WHAT YOU WILL DO:
Retype the material in full, keeping every word the same.

## START DATASET CONTENT

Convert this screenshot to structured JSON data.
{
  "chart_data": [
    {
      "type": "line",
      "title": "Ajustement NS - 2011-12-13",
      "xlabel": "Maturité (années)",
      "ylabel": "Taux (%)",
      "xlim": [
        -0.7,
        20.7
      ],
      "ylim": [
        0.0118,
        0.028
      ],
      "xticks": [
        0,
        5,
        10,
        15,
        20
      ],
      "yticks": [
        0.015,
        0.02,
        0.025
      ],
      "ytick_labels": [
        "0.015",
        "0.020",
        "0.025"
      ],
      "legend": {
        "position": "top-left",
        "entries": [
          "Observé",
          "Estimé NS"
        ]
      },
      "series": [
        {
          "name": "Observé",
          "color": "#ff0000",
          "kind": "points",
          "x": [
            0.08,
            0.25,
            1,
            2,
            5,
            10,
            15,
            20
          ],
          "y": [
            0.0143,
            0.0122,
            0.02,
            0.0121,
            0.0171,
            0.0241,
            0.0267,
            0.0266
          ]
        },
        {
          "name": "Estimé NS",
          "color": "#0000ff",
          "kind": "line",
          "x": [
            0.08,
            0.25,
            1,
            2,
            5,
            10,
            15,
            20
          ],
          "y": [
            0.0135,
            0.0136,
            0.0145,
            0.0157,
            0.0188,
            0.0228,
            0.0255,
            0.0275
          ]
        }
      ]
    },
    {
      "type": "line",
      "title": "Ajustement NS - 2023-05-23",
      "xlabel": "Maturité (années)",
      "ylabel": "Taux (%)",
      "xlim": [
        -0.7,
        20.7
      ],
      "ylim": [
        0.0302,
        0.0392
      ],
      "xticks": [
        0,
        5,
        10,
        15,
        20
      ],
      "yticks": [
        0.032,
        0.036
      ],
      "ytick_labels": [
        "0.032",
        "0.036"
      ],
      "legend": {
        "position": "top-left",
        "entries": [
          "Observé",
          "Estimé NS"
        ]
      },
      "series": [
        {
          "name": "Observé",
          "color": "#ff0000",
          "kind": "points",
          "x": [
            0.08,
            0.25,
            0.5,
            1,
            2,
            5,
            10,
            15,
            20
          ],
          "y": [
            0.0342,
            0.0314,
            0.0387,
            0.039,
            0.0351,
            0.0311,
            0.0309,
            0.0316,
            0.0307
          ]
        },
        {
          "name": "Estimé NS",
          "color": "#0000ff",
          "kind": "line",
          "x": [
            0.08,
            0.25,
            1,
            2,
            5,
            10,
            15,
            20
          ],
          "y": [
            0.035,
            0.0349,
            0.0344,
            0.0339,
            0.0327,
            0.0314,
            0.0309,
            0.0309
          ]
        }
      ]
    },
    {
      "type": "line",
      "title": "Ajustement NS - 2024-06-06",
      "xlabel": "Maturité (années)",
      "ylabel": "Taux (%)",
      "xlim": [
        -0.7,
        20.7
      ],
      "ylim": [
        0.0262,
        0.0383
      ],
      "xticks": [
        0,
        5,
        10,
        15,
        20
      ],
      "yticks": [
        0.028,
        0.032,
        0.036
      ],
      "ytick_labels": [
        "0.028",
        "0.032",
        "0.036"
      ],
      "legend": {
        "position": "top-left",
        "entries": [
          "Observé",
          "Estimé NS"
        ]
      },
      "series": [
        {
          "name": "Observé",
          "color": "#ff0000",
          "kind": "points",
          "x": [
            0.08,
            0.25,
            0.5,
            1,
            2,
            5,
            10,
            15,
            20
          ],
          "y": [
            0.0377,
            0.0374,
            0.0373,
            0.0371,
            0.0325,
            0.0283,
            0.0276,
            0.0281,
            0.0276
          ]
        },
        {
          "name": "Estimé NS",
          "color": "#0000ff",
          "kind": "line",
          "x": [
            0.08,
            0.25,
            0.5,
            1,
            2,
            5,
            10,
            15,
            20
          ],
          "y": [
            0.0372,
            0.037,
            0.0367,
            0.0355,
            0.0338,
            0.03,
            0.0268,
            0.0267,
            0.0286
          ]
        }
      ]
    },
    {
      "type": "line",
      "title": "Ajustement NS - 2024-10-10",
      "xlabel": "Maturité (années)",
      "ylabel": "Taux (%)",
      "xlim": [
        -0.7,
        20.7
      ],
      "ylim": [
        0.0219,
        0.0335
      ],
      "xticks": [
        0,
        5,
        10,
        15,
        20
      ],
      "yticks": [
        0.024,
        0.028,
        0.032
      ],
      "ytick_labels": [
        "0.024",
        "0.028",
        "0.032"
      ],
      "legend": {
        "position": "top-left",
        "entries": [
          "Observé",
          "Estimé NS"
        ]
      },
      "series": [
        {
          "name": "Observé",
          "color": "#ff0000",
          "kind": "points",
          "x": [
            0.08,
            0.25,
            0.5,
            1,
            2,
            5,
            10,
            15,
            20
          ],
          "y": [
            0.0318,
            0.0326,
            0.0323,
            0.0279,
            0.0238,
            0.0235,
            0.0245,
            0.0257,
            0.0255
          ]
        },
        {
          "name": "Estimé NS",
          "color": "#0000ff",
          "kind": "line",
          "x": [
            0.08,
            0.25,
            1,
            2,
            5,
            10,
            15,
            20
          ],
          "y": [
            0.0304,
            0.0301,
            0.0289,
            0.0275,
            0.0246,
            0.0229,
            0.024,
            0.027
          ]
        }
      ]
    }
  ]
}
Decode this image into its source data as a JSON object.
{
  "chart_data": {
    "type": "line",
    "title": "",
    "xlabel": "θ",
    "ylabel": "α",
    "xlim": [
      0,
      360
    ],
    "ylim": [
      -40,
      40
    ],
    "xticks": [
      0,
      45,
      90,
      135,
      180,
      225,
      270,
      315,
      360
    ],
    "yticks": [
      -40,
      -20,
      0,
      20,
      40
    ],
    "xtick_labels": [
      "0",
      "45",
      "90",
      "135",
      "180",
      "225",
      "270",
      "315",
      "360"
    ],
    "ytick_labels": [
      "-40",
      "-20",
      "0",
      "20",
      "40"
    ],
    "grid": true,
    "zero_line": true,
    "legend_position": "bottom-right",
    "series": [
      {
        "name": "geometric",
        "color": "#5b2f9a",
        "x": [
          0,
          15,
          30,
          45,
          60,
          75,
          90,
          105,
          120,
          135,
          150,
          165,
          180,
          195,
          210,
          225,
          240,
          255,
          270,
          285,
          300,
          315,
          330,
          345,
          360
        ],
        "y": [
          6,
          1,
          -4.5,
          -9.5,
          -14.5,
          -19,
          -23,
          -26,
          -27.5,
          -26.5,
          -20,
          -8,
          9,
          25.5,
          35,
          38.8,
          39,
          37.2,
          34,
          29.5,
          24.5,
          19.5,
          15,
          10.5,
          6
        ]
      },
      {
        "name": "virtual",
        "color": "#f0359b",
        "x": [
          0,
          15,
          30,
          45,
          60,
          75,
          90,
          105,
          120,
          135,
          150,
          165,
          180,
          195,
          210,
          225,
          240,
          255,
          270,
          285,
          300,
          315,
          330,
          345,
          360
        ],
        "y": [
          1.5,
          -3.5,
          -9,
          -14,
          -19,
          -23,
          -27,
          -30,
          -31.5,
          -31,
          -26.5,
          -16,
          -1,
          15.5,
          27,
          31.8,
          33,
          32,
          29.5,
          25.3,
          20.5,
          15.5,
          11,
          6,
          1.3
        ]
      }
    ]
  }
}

## END DATASET CONTENT

SOLUTION FOR THIS PROBLEM:
Convert this screenshot to structured JSON data.
{
  "chart_data": [
    {
      "type": "line",
      "title": "Ajustement NS - 2011-12-13",
      "xlabel": "Maturité (années)",
      "ylabel": "Taux (%)",
      "xlim": [
        -0.7,
        20.7
      ],
      "ylim": [
        0.0118,
        0.028
      ],
      "xticks": [
        0,
        5,
        10,
        15,
        20
      ],
      "yticks": [
        0.015,
        0.02,
        0.025
      ],
      "ytick_labels": [
        "0.015",
        "0.020",
        "0.025"
      ],
      "legend": {
        "position": "top-left",
        "entries": [
          "Observé",
          "Estimé NS"
        ]
      },
      "series": [
        {
          "name": "Observé",
          "color": "#ff0000",
          "kind": "points",
          "x": [
            0.08,
            0.25,
            1,
            2,
            5,
            10,
            15,
            20
          ],
          "y": [
            0.0143,
            0.0122,
            0.02,
            0.0121,
            0.0171,
            0.0241,
            0.0267,
            0.0266
          ]
        },
        {
          "name": "Estimé NS",
          "color": "#0000ff",
          "kind": "line",
          "x": [
            0.08,
            0.25,
            1,
            2,
            5,
            10,
            15,
            20
          ],
          "y": [
            0.0135,
            0.0136,
            0.0145,
            0.0157,
            0.0188,
            0.0228,
            0.0255,
            0.0275
          ]
        }
      ]
    },
    {
      "type": "line",
      "title": "Ajustement NS - 2023-05-23",
      "xlabel": "Maturité (années)",
      "ylabel": "Taux (%)",
      "xlim": [
        -0.7,
        20.7
      ],
      "ylim": [
        0.0302,
        0.0392
      ],
      "xticks": [
        0,
        5,
        10,
        15,
        20
      ],
      "yticks": [
        0.032,
        0.036
      ],
      "ytick_labels": [
        "0.032",
        "0.036"
      ],
      "legend": {
        "position": "top-left",
        "entries": [
          "Observé",
          "Estimé NS"
        ]
      },
      "series": [
        {
          "name": "Observé",
          "color": "#ff0000",
          "kind": "points",
          "x": [
            0.08,
            0.25,
            0.5,
            1,
            2,
            5,
            10,
            15,
            20
          ],
          "y": [
            0.0342,
            0.0314,
            0.0387,
            0.039,
            0.0351,
            0.0311,
            0.0309,
            0.0316,
            0.0307
          ]
        },
        {
          "name": "Estimé NS",
          "color": "#0000ff",
          "kind": "line",
          "x": [
            0.08,
            0.25,
            1,
            2,
            5,
            10,
            15,
            20
          ],
          "y": [
            0.035,
            0.0349,
            0.0344,
            0.0339,
            0.0327,
            0.0314,
            0.0309,
            0.0309
          ]
        }
      ]
    },
    {
      "type": "line",
      "title": "Ajustement NS - 2024-06-06",
      "xlabel": "Maturité (années)",
      "ylabel": "Taux (%)",
      "xlim": [
        -0.7,
        20.7
      ],
      "ylim": [
        0.0262,
        0.0383
      ],
      "xticks": [
        0,
        5,
        10,
        15,
        20
      ],
      "yticks": [
        0.028,
        0.032,
        0.036
      ],
      "ytick_labels": [
        "0.028",
        "0.032",
        "0.036"
      ],
      "legend": {
        "position": "top-left",
        "entries": [
          "Observé",
          "Estimé NS"
        ]
      },
      "series": [
        {
          "name": "Observé",
          "color": "#ff0000",
          "kind": "points",
          "x": [
            0.08,
            0.25,
            0.5,
            1,
            2,
            5,
            10,
            15,
            20
          ],
          "y": [
            0.0377,
            0.0374,
            0.0373,
            0.0371,
            0.0325,
            0.0283,
            0.0276,
            0.0281,
            0.0276
          ]
        },
        {
          "name": "Estimé NS",
          "color": "#0000ff",
          "kind": "line",
          "x": [
            0.08,
            0.25,
            0.5,
            1,
            2,
            5,
            10,
            15,
            20
          ],
          "y": [
            0.0372,
            0.037,
            0.0367,
            0.0355,
            0.0338,
            0.03,
            0.0268,
            0.0267,
            0.0286
          ]
        }
      ]
    },
    {
      "type": "line",
      "title": "Ajustement NS - 2024-10-10",
      "xlabel": "Maturité (années)",
      "ylabel": "Taux (%)",
      "xlim": [
        -0.7,
        20.7
      ],
      "ylim": [
        0.0219,
        0.0335
      ],
      "xticks": [
        0,
        5,
        10,
        15,
        20
      ],
      "yticks": [
        0.024,
        0.028,
        0.032
      ],
      "ytick_labels": [
        "0.024",
        "0.028",
        "0.032"
      ],
      "legend": {
        "position": "top-left",
        "entries": [
          "Observé",
          "Estimé NS"
        ]
      },
      "series": [
        {
          "name": "Observé",
          "color": "#ff0000",
          "kind": "points",
          "x": [
            0.08,
            0.25,
            0.5,
            1,
            2,
            5,
            10,
            15,
            20
          ],
          "y": [
            0.0318,
            0.0326,
            0.0323,
            0.0279,
            0.0238,
            0.0235,
            0.0245,
            0.0257,
            0.0255
          ]
        },
        {
          "name": "Estimé NS",
          "color": "#0000ff",
          "kind": "line",
          "x": [
            0.08,
            0.25,
            1,
            2,
            5,
            10,
            15,
            20
          ],
          "y": [
            0.0304,
            0.0301,
            0.0289,
            0.0275,
            0.0246,
            0.0229,
            0.024,
            0.027
          ]
        }
      ]
    }
  ]
}
Decode this image into its source data as a JSON object.
{
  "chart_data": {
    "type": "line",
    "title": "",
    "xlabel": "θ",
    "ylabel": "α",
    "xlim": [
      0,
      360
    ],
    "ylim": [
      -40,
      40
    ],
    "xticks": [
      0,
      45,
      90,
      135,
      180,
      225,
      270,
      315,
      360
    ],
    "yticks": [
      -40,
      -20,
      0,
      20,
      40
    ],
    "xtick_labels": [
      "0",
      "45",
      "90",
      "135",
      "180",
      "225",
      "270",
      "315",
      "360"
    ],
    "ytick_labels": [
      "-40",
      "-20",
      "0",
      "20",
      "40"
    ],
    "grid": true,
    "zero_line": true,
    "legend_position": "bottom-right",
    "series": [
      {
        "name": "geometric",
        "color": "#5b2f9a",
        "x": [
          0,
          15,
          30,
          45,
          60,
          75,
          90,
          105,
          120,
          135,
          150,
          165,
          180,
          195,
          210,
          225,
          240,
          255,
          270,
          285,
          300,
          315,
          330,
          345,
          360
        ],
        "y": [
          6,
          1,
          -4.5,
          -9.5,
          -14.5,
          -19,
          -23,
          -26,
          -27.5,
          -26.5,
          -20,
          -8,
          9,
          25.5,
          35,
          38.8,
          39,
          37.2,
          34,
          29.5,
          24.5,
          19.5,
          15,
          10.5,
          6
        ]
      },
      {
        "name": "virtual",
        "color": "#f0359b",
        "x": [
          0,
          15,
          30,
          45,
          60,
          75,
          90,
          105,
          120,
          135,
          150,
          165,
          180,
          195,
          210,
          225,
          240,
          255,
          270,
          285,
          300,
          315,
          330,
          345,
          360
        ],
        "y": [
          1.5,
          -3.5,
          -9,
          -14,
          -19,
          -23,
          -27,
          -30,
          -31.5,
          -31,
          -26.5,
          -16,
          -1,
          15.5,
          27,
          31.8,
          33,
          32,
          29.5,
          25.3,
          20.5,
          15.5,
          11,
          6,
          1.3
        ]
      }
    ]
  }
}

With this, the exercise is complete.